DATA FOR THIS EXERCISE:
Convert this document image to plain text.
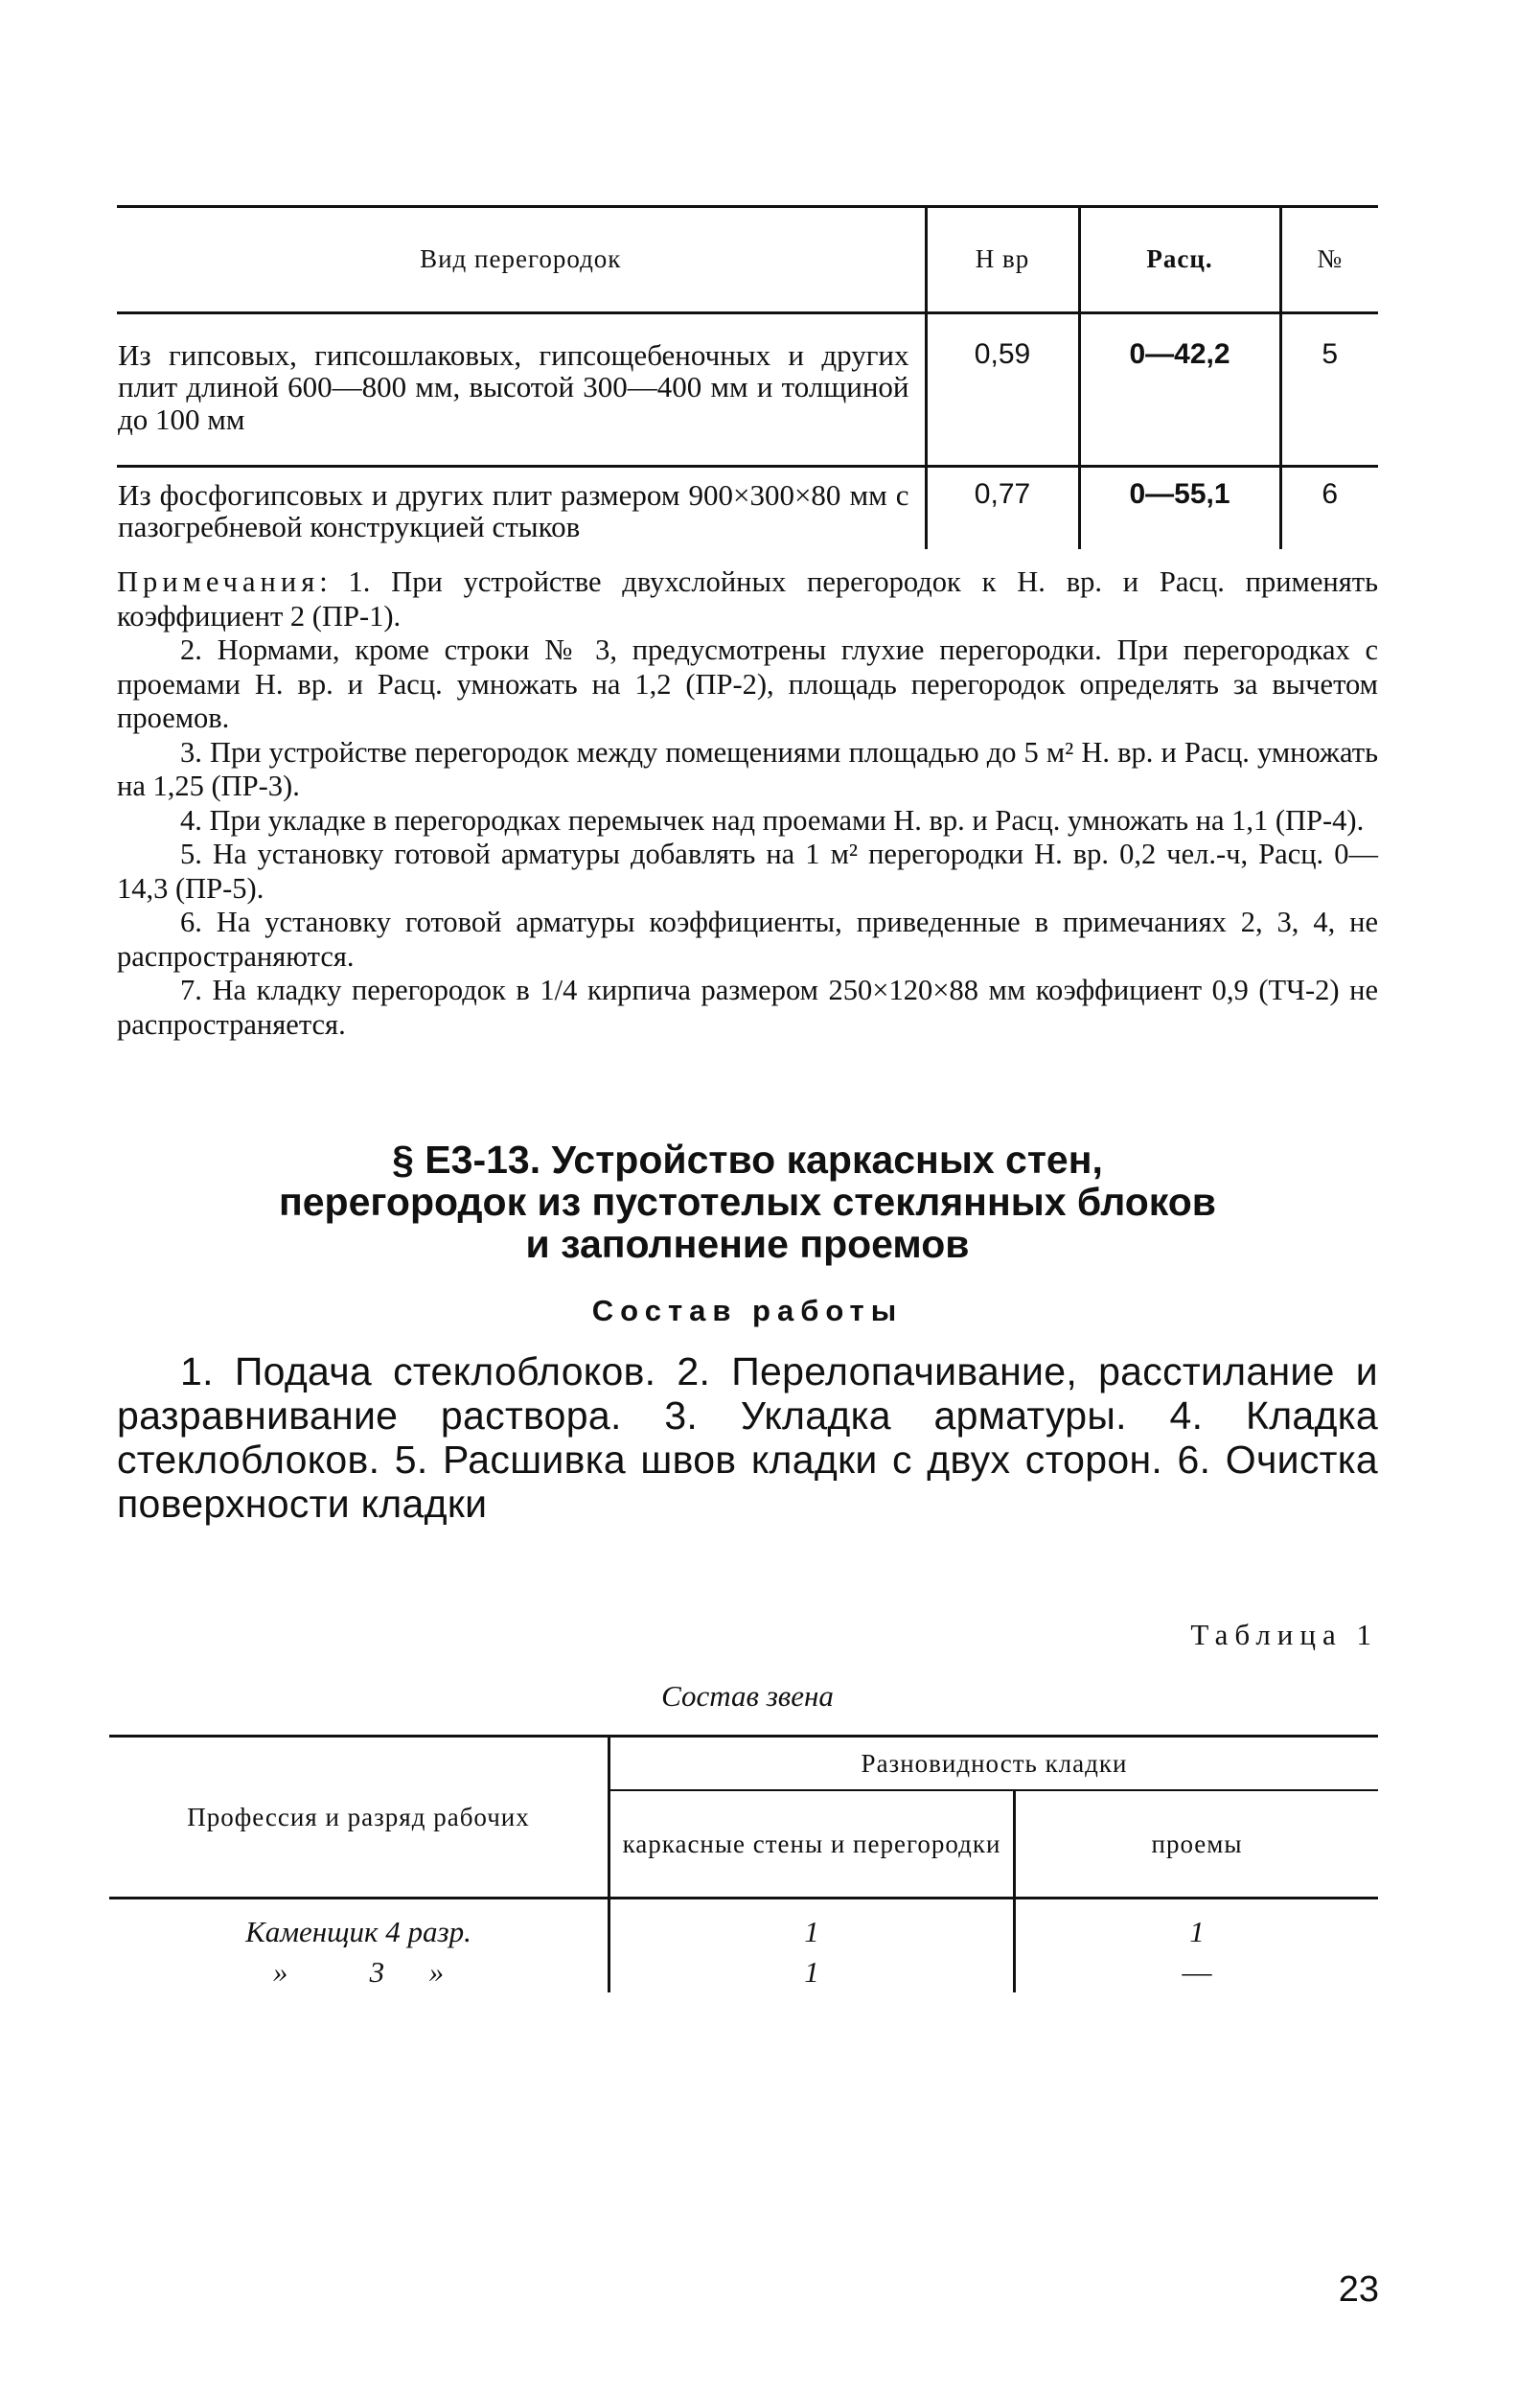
Вид перегородок	Н вр	Расц.	№
Из гипсовых, гипсошлаковых, гипсощебеночных и других плит длиной 600—800 мм, высотой 300—400 мм и толщиной до 100 мм	0,59	0—42,2	5
Из фосфогипсовых и других плит размером 900×300×80 мм с пазогребневой конструкцией стыков	0,77	0—55,1	6

Примечания: 1. При устройстве двухслойных перегородок к Н. вр. и Расц. применять коэффициент 2 (ПР-1).

2. Нормами, кроме строки № 3, предусмотрены глухие перегородки. При перегородках с проемами Н. вр. и Расц. умножать на 1,2 (ПР-2), площадь перегородок определять за вычетом проемов.

3. При устройстве перегородок между помещениями площадью до 5 м² Н. вр. и Расц. умножать на 1,25 (ПР-3).

4. При укладке в перегородках перемычек над проемами Н. вр. и Расц. умножать на 1,1 (ПР-4).

5. На установку готовой арматуры добавлять на 1 м² перегородки Н. вр. 0,2 чел.-ч, Расц. 0—14,3 (ПР-5).

6. На установку готовой арматуры коэффициенты, приведенные в примечаниях 2, 3, 4, не распространяются.

7. На кладку перегородок в 1/4 кирпича размером 250×120×88 мм коэффициент 0,9 (ТЧ-2) не распространяется.

§ Е3-13. Устройство каркасных стен,
перегородок из пустотелых стеклянных блоков
и заполнение проемов
Состав работы

1. Подача стеклоблоков. 2. Перелопачивание, расстилание и разравнивание раствора. 3. Укладка арматуры. 4. Кладка стеклоблоков. 5. Расшивка швов кладки с двух сторон. 6. Очистка поверхности кладки

Таблица 1
Состав звена
Профессия и разряд рабочих	Разновидность кладки	
	каркасные стены и перегородки	проемы
Каменщик 4 разр.	1	1
»           3      »	1	—
23
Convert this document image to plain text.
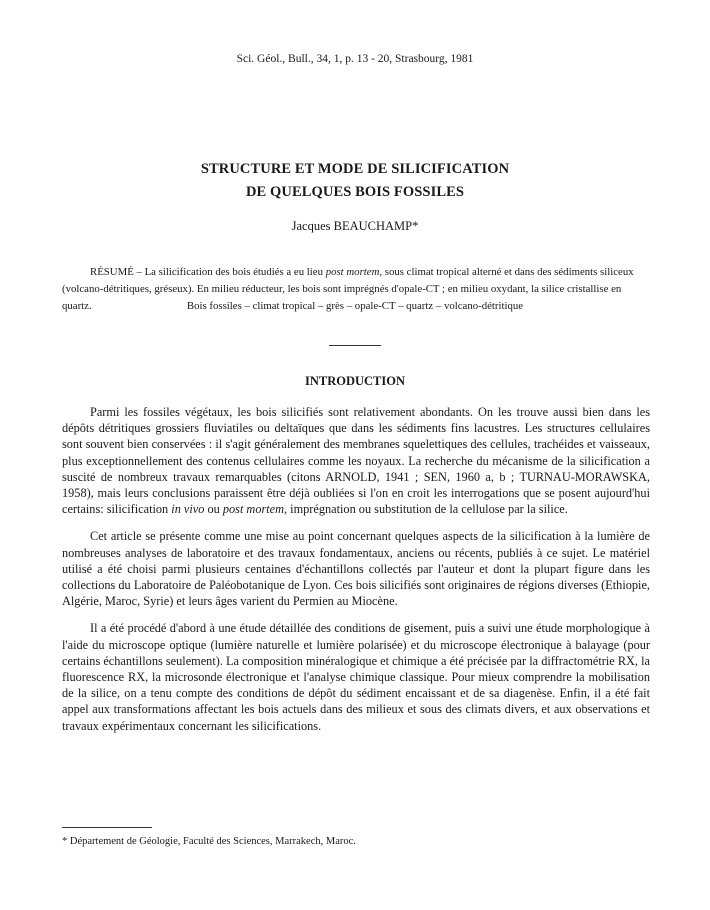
Sci. Géol., Bull., 34, 1, p. 13 - 20, Strasbourg, 1981
STRUCTURE ET MODE DE SILICIFICATION
DE QUELQUES BOIS FOSSILES
Jacques BEAUCHAMP*

RÉSUMÉ – La silicification des bois étudiés a eu lieu post mortem, sous climat tropical alterné et dans des sédiments siliceux (volcano-détritiques, gréseux). En milieu réducteur, les bois sont imprégnés d'opale-CT ; en milieu oxydant, la silice cristallise en quartz.	Bois fossiles – climat tropical – grès – opale-CT – quartz – volcano-détritique
INTRODUCTION

Parmi les fossiles végétaux, les bois silicifiés sont relativement abondants. On les trouve aussi bien dans les dépôts détritiques grossiers fluviatiles ou deltaïques que dans les sédiments fins lacustres. Les structures cellulaires sont souvent bien conservées : il s'agit généralement des membranes squelettiques des cellules, trachéides et vaisseaux, plus exceptionnellement des contenus cellulaires comme les noyaux. La recherche du mécanisme de la silicification a suscité de nombreux travaux remarquables (citons ARNOLD, 1941 ; SEN, 1960 a, b ; TURNAU-MORAWSKA, 1958), mais leurs conclusions paraissent être déjà oubliées si l'on en croit les interrogations que se posent aujourd'hui certains: silicification in vivo ou post mortem, imprégnation ou substitution de la cellulose par la silice.

Cet article se présente comme une mise au point concernant quelques aspects de la silicification à la lumière de nombreuses analyses de laboratoire et des travaux fondamentaux, anciens ou récents, publiés à ce sujet. Le matériel utilisé a été choisi parmi plusieurs centaines d'échantillons collectés par l'auteur et dont la plupart figure dans les collections du Laboratoire de Paléobotanique de Lyon. Ces bois silicifiés sont originaires de régions diverses (Ethiopie, Algérie, Maroc, Syrie) et leurs âges varient du Permien au Miocène.

Il a été procédé d'abord à une étude détaillée des conditions de gisement, puis a suivi une étude morphologique à l'aide du microscope optique (lumière naturelle et lumière polarisée) et du microscope électronique à balayage (pour certains échantillons seulement). La composition minéralogique et chimique a été précisée par la diffractométrie RX, la fluorescence RX, la microsonde électronique et l'analyse chimique classique. Pour mieux comprendre la mobilisation de la silice, on a tenu compte des conditions de dépôt du sédiment encaissant et de sa diagenèse. Enfin, il a été fait appel aux transformations affectant les bois actuels dans des milieux et sous des climats divers, et aux observations et travaux expérimentaux concernant les silicifications.

* Département de Géologie, Faculté des Sciences, Marrakech, Maroc.
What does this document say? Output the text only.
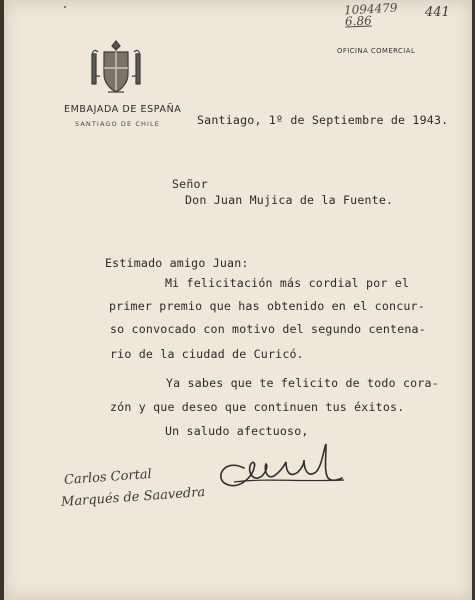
1094479
6.86
441
EMBAJADA DE ESPAÑA
SANTIAGO DE CHILE
OFICINA COMERCIAL
Santiago, 1º de Septiembre de 1943.
Señor
Don Juan Mujica de la Fuente.
Estimado amigo Juan:
Mi felicitación más cordial por el
primer premio que has obtenido en el concur-
so convocado con motivo del segundo centena-
rio de la ciudad de Curicó.
Ya sabes que te felicito de todo cora-
zón y que deseo que continuen tus éxitos.
Un saludo afectuoso,
Carlos Cortal
Marqués de Saavedra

GIVEN REQUEST:
Search the lines for the string "размером" and copy every line that has it.

FULL SOLUTION:
Из фосфогипсовых и других плит размером 900×300×80 мм с пазогребневой конструкцией стыков	0,77	0—55,1	6
7. На кладку перегородок в 1/4 кирпича размером 250×120×88 мм коэффициент 0,9 (ТЧ-2) не распространяется.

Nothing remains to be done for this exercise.